--- What is needed ---
In the material below, find every line with "title" and pull it out.

=== Begin Enclosure ===

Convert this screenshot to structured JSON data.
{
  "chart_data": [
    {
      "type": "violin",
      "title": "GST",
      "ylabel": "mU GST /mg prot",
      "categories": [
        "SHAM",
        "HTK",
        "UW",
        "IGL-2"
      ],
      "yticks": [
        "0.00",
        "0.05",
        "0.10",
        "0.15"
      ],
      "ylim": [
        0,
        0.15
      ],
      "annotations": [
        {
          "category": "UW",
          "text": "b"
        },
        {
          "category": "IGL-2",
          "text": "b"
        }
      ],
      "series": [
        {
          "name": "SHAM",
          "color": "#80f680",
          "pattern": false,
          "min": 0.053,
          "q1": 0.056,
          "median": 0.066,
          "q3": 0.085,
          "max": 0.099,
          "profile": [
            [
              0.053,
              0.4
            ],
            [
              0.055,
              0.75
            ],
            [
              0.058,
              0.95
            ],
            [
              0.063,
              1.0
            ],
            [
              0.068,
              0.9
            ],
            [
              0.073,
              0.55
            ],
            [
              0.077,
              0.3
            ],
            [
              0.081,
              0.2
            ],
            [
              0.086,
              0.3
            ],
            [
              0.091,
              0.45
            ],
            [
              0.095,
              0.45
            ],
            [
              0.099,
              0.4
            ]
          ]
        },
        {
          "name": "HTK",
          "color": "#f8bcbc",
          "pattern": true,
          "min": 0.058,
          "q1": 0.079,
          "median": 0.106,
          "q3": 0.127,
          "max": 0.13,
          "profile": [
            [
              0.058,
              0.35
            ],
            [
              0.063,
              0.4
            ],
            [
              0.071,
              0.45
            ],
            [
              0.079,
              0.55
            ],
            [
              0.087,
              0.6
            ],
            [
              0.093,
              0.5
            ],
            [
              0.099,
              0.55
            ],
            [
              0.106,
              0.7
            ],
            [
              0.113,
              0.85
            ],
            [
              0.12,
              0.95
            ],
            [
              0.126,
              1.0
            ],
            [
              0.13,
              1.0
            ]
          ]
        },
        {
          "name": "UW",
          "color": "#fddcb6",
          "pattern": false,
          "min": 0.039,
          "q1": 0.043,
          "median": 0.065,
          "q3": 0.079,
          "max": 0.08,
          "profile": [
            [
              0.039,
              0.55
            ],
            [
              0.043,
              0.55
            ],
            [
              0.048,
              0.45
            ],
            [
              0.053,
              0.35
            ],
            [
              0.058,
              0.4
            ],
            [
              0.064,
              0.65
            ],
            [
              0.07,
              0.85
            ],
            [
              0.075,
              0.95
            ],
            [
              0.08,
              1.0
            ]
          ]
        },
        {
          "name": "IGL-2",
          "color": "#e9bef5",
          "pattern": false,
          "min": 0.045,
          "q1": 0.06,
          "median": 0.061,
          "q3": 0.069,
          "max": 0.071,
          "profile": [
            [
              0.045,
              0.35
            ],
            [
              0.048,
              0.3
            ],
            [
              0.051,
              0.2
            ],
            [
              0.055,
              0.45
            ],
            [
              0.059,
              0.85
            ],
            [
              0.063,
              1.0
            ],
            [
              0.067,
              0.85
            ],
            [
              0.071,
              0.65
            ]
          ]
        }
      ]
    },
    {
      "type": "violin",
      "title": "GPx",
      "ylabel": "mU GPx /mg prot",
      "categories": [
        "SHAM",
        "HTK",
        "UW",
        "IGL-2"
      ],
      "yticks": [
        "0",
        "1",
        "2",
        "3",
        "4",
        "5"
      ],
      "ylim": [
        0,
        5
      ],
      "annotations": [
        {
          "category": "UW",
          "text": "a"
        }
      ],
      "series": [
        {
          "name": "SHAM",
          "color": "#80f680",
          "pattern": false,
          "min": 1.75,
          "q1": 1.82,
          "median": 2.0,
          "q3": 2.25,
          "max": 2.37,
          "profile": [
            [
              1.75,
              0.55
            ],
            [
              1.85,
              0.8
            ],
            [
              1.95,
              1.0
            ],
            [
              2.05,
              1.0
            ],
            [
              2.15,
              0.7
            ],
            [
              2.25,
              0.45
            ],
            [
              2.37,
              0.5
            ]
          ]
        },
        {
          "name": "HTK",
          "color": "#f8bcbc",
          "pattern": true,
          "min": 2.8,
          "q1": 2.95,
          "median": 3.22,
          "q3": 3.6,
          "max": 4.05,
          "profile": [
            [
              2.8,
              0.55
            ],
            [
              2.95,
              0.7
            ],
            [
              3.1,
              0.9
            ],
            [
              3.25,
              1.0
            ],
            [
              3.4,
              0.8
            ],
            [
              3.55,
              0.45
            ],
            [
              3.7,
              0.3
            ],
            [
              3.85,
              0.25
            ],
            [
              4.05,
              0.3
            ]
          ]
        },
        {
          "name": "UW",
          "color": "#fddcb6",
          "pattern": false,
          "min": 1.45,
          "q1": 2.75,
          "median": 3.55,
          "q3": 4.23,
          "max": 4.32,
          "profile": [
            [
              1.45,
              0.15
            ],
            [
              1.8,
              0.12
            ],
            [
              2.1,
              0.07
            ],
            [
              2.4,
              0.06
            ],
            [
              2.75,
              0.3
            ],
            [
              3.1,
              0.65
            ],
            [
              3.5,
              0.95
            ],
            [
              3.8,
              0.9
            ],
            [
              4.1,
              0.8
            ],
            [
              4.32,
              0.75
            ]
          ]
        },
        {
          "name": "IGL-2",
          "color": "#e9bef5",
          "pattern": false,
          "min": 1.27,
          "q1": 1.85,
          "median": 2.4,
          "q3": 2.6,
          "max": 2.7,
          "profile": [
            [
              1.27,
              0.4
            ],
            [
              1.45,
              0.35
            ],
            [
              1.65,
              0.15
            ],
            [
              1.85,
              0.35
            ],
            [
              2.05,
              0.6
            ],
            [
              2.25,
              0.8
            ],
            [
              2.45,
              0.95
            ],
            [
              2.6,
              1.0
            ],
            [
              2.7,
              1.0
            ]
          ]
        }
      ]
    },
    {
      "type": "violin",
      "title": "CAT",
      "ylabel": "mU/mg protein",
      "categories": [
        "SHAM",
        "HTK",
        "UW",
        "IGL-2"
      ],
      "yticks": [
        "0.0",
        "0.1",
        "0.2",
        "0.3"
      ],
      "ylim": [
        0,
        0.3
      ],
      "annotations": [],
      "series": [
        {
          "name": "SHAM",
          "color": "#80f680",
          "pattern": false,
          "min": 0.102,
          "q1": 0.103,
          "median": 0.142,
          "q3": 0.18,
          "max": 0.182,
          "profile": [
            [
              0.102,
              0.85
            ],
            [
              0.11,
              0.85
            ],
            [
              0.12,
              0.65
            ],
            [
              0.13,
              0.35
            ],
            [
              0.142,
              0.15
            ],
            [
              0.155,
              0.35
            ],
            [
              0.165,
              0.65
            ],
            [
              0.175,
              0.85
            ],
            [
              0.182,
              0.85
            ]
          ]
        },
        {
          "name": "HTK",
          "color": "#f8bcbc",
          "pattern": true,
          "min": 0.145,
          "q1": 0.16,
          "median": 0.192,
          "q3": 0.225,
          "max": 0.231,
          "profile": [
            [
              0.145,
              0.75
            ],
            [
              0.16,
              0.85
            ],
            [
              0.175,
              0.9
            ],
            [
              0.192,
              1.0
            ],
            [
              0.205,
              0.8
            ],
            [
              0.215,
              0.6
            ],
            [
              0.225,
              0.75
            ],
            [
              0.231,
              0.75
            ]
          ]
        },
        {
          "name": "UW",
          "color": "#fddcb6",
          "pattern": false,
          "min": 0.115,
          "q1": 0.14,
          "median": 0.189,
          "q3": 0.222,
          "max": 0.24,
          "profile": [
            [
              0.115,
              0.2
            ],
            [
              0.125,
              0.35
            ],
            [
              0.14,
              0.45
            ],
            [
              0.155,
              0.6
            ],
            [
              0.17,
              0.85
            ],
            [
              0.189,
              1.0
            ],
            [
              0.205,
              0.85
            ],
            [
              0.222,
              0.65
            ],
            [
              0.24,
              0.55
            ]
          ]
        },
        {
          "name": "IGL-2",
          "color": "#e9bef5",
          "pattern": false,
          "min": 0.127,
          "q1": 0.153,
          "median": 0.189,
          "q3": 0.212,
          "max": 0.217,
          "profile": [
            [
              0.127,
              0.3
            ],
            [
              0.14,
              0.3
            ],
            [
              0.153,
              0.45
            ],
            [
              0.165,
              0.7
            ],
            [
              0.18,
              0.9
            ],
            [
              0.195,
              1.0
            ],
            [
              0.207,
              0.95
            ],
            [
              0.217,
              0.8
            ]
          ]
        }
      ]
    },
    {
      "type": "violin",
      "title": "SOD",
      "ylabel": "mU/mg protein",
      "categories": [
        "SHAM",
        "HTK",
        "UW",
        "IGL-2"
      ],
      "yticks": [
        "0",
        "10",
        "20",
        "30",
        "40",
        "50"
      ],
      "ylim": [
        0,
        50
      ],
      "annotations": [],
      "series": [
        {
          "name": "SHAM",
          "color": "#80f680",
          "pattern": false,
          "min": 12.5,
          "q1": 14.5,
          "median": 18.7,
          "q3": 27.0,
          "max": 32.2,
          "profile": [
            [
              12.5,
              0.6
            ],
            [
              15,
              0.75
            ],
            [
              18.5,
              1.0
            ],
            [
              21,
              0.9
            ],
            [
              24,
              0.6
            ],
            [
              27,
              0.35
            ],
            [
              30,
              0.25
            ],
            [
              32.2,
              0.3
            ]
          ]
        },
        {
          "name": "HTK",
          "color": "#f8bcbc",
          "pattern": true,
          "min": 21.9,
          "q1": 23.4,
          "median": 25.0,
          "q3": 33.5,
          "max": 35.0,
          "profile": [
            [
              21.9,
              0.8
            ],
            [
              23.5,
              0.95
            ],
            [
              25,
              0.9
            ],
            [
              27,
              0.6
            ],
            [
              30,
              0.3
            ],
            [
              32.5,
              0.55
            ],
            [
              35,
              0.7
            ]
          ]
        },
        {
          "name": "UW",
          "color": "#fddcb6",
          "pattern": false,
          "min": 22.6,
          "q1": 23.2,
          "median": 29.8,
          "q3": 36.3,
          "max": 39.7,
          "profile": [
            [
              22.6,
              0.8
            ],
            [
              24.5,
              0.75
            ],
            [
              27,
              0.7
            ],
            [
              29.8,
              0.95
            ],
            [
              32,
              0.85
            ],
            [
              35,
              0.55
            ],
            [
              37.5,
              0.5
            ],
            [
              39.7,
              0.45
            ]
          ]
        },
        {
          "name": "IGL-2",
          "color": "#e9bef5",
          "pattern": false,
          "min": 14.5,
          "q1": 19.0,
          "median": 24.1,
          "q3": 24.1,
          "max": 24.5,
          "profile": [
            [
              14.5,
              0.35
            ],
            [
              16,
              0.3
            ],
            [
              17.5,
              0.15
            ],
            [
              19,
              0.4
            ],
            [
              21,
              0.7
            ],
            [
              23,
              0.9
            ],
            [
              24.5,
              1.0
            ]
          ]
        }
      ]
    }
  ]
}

=== End Enclosure ===

--- Result for this task ---
      "title": "GST",
      "title": "GPx",
      "title": "CAT",
      "title": "SOD",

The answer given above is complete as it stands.